• **SHORT PROBLEM**:
In the listing below, find every line containing "سنـا" and copy it out.

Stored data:

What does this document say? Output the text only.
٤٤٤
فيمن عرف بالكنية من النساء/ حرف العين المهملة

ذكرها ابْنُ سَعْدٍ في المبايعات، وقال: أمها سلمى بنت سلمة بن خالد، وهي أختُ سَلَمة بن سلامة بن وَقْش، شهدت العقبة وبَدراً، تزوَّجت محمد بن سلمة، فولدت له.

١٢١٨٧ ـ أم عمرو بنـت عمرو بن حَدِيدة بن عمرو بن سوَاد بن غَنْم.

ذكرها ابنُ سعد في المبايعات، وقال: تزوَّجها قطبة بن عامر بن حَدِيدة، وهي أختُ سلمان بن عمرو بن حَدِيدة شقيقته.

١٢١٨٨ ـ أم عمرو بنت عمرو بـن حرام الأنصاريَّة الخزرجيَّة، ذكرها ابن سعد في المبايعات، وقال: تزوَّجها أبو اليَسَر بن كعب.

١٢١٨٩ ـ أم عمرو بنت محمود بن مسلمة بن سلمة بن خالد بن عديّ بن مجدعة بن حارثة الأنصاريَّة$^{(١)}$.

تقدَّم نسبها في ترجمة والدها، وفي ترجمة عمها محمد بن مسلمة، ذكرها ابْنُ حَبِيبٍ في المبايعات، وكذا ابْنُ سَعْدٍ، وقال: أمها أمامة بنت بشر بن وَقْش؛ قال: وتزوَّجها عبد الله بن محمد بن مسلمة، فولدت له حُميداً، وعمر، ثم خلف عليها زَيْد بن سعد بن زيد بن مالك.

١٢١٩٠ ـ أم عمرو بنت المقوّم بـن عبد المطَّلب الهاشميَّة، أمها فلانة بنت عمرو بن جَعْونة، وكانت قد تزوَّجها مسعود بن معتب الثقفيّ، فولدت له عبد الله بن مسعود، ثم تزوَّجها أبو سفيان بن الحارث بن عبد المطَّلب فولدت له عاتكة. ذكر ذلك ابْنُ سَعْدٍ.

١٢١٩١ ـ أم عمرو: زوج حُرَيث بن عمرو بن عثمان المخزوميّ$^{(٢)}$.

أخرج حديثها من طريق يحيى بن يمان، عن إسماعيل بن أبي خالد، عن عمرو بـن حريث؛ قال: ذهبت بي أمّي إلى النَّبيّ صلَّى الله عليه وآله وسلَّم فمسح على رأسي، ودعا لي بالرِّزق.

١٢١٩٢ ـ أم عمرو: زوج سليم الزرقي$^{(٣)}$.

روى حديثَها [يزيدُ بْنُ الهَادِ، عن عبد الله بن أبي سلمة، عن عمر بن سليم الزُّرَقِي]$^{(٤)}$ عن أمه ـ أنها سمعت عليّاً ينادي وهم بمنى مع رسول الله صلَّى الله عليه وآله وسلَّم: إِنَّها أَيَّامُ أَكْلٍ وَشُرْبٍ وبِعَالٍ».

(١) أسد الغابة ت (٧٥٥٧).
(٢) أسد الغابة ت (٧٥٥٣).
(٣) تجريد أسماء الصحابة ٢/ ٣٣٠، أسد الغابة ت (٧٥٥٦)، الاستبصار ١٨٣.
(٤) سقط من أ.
--
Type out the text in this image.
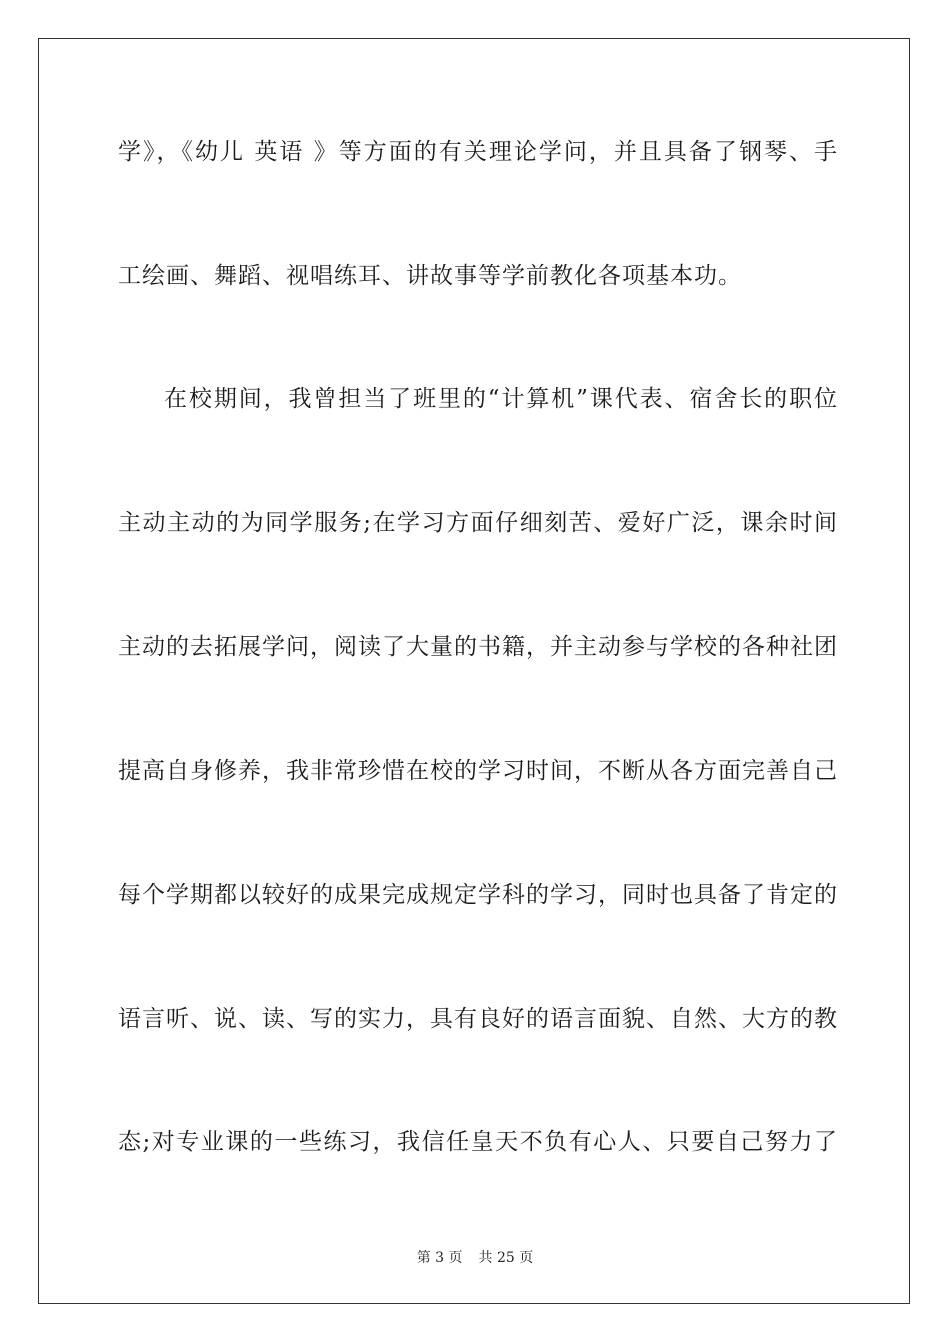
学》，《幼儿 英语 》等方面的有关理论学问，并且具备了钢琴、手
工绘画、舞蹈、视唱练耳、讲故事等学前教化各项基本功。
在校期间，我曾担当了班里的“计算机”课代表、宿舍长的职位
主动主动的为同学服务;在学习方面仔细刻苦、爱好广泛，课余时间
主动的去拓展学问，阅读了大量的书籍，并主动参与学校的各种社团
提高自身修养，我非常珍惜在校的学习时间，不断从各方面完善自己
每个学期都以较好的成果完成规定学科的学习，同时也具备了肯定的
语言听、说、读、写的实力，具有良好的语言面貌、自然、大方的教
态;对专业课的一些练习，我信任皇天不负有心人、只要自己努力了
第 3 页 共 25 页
==
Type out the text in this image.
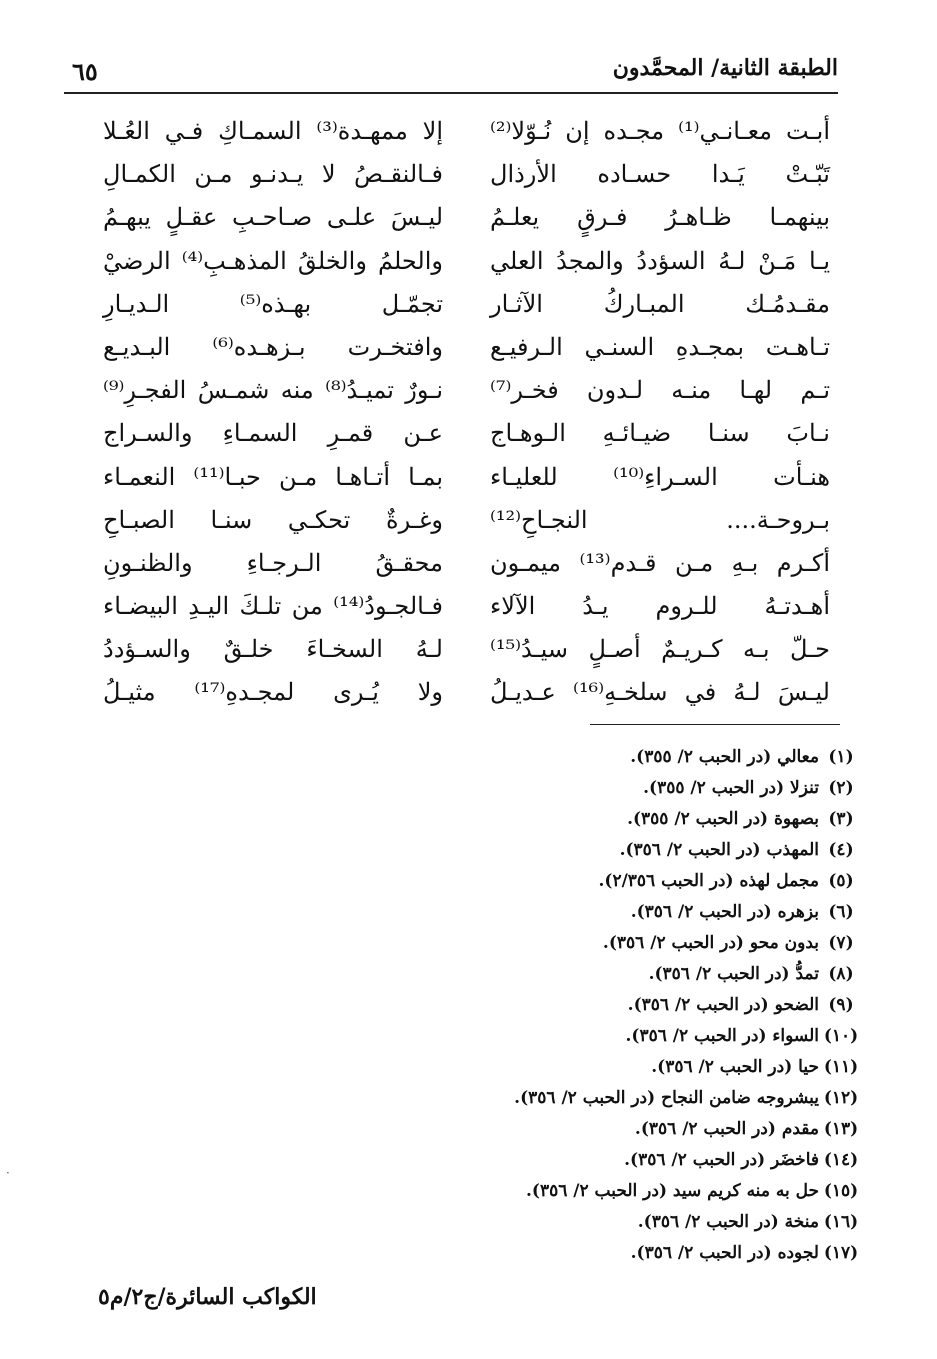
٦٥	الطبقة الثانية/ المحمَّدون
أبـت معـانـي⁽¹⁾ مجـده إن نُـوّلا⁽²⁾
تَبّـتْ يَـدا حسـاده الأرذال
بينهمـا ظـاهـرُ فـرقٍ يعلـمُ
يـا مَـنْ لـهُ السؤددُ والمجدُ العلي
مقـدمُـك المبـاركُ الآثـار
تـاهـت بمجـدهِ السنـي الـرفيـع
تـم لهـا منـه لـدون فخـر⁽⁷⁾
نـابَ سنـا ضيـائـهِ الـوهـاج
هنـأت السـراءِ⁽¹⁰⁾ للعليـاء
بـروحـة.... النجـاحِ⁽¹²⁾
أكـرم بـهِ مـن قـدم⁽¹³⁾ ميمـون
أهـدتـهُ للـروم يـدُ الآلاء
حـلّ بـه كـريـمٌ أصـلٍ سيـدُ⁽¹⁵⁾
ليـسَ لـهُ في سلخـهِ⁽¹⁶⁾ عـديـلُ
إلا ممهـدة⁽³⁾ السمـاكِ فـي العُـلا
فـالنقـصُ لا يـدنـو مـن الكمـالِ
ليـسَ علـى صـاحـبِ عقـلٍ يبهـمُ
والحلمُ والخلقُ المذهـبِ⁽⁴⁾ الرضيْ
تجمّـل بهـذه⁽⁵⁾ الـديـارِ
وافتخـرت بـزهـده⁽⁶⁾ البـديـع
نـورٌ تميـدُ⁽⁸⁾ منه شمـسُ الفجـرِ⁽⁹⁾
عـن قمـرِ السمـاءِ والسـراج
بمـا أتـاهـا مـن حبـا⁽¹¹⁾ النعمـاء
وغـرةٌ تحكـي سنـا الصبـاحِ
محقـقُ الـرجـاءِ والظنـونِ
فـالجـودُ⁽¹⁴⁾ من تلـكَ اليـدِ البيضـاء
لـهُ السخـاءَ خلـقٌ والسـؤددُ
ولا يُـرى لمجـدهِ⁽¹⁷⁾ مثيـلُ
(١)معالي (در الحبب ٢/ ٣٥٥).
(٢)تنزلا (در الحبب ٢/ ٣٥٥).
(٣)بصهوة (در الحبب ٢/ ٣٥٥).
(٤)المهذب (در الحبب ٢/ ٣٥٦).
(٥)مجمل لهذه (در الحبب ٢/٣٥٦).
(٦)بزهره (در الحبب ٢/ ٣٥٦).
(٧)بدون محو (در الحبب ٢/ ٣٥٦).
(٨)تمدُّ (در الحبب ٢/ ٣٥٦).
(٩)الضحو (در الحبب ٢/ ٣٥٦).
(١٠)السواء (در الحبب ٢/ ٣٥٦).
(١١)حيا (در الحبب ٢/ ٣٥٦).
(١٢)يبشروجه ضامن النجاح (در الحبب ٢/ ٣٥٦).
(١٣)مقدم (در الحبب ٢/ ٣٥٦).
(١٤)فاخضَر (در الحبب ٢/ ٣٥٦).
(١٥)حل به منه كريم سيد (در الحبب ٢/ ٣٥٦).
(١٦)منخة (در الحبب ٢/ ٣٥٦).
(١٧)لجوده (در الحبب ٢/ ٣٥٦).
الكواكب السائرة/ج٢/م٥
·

• **TASK RESPONSE**:
نـابَ سنـا ضيـائـهِ الـوهـاج
وغـرةٌ تحكـي سنـا الصبـاحِ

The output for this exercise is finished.